◆ **Saved data entries**
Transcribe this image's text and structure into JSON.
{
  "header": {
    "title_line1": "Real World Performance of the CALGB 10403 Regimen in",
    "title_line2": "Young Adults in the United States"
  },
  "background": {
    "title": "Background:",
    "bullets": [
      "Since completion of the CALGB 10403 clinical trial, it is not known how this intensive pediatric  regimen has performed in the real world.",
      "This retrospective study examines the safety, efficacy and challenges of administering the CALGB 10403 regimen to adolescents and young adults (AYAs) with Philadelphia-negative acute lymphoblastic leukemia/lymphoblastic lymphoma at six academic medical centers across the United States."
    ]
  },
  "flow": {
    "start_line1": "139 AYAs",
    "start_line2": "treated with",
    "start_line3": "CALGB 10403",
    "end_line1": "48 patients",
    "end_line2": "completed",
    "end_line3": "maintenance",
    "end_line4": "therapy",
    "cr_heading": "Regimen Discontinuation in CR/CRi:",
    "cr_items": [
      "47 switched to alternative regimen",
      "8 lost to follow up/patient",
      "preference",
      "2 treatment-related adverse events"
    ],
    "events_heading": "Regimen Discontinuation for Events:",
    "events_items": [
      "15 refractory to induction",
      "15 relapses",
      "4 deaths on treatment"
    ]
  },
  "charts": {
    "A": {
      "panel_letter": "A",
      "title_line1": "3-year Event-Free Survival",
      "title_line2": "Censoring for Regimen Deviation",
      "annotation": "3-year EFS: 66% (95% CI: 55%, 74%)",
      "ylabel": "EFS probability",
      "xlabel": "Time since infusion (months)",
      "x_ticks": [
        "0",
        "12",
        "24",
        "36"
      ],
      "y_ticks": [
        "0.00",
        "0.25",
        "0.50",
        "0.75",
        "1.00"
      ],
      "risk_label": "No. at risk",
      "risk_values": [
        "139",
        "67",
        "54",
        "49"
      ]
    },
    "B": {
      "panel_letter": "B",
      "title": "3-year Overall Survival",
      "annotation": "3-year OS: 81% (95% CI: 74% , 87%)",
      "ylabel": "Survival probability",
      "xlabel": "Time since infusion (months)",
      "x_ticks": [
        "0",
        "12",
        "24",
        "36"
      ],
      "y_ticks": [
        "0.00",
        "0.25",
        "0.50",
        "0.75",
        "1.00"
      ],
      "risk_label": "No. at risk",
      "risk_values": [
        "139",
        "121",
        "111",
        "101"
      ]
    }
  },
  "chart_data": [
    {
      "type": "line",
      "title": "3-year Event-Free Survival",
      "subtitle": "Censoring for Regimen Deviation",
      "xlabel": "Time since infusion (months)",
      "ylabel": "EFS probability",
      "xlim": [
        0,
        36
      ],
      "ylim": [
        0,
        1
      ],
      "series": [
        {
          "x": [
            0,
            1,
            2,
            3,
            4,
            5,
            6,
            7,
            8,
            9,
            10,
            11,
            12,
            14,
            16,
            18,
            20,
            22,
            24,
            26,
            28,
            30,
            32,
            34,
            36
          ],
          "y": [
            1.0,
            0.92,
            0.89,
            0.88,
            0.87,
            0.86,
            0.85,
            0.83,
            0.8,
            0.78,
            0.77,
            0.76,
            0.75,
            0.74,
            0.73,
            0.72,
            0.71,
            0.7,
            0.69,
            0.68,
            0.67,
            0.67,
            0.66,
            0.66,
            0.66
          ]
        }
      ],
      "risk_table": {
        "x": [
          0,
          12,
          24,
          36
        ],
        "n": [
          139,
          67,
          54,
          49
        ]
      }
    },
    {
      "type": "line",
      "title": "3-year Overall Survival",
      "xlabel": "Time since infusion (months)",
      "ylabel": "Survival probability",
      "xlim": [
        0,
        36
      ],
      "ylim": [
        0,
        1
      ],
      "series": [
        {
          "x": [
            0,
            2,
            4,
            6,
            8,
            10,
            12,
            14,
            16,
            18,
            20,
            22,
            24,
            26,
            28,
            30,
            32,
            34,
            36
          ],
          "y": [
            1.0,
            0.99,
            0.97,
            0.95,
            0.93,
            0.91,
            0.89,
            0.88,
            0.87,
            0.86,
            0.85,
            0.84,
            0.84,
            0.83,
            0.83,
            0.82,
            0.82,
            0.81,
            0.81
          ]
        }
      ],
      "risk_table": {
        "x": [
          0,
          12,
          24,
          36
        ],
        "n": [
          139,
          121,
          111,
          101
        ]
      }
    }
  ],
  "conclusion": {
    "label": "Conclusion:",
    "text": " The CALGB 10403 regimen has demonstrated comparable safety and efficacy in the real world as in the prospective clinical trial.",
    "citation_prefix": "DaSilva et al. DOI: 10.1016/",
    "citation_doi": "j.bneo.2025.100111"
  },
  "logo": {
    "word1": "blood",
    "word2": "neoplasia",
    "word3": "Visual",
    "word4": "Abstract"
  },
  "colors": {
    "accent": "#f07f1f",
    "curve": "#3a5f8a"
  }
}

◆ **Exercise details**
From the data above, gather every line that includes the word "Censoring".

◆ **Your solution**
      "title_line2": "Censoring for Regimen Deviation",
      "subtitle": "Censoring for Regimen Deviation",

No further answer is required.